**Direction**
All of the data below should be written out exactly.

**Entries supplied**
::::

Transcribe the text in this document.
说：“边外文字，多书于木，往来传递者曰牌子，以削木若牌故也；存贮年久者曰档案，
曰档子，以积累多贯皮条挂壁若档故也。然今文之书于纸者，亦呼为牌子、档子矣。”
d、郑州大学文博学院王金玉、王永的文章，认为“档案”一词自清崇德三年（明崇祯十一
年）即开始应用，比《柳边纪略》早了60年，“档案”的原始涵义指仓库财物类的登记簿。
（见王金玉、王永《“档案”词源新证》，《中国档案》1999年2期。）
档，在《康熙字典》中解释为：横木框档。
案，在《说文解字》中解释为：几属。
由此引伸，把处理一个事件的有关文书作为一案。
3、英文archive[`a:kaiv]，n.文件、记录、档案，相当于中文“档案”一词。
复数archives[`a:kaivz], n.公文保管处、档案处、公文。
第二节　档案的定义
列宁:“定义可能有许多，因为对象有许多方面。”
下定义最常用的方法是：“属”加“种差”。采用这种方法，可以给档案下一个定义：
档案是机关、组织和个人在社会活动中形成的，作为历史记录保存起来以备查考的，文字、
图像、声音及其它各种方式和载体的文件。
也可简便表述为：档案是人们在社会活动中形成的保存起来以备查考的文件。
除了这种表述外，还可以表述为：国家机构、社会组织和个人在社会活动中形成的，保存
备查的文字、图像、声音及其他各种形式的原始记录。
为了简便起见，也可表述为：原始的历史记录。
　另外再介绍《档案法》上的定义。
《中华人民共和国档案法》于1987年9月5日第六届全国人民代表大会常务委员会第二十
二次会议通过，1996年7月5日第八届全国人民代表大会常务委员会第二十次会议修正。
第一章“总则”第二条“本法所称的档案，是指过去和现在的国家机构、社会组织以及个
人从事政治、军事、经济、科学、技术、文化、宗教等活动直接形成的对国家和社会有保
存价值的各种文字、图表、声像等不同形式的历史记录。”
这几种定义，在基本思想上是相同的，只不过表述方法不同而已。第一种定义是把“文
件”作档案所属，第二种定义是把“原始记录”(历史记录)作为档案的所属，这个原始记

::::

**Answer in full**
Transcribe the text in this document.
说：“边外文字，多书于木，往来传递者曰牌子，以削木若牌故也；存贮年久者曰档案，
曰档子，以积累多贯皮条挂壁若档故也。然今文之书于纸者，亦呼为牌子、档子矣。”
d、郑州大学文博学院王金玉、王永的文章，认为“档案”一词自清崇德三年（明崇祯十一
年）即开始应用，比《柳边纪略》早了60年，“档案”的原始涵义指仓库财物类的登记簿。
（见王金玉、王永《“档案”词源新证》，《中国档案》1999年2期。）
档，在《康熙字典》中解释为：横木框档。
案，在《说文解字》中解释为：几属。
由此引伸，把处理一个事件的有关文书作为一案。
3、英文archive[`a:kaiv]，n.文件、记录、档案，相当于中文“档案”一词。
复数archives[`a:kaivz], n.公文保管处、档案处、公文。
第二节　档案的定义
列宁:“定义可能有许多，因为对象有许多方面。”
下定义最常用的方法是：“属”加“种差”。采用这种方法，可以给档案下一个定义：
档案是机关、组织和个人在社会活动中形成的，作为历史记录保存起来以备查考的，文字、
图像、声音及其它各种方式和载体的文件。
也可简便表述为：档案是人们在社会活动中形成的保存起来以备查考的文件。
除了这种表述外，还可以表述为：国家机构、社会组织和个人在社会活动中形成的，保存
备查的文字、图像、声音及其他各种形式的原始记录。
为了简便起见，也可表述为：原始的历史记录。
　另外再介绍《档案法》上的定义。
《中华人民共和国档案法》于1987年9月5日第六届全国人民代表大会常务委员会第二十
二次会议通过，1996年7月5日第八届全国人民代表大会常务委员会第二十次会议修正。
第一章“总则”第二条“本法所称的档案，是指过去和现在的国家机构、社会组织以及个
人从事政治、军事、经济、科学、技术、文化、宗教等活动直接形成的对国家和社会有保
存价值的各种文字、图表、声像等不同形式的历史记录。”
这几种定义，在基本思想上是相同的，只不过表述方法不同而已。第一种定义是把“文
件”作档案所属，第二种定义是把“原始记录”(历史记录)作为档案的所属，这个原始记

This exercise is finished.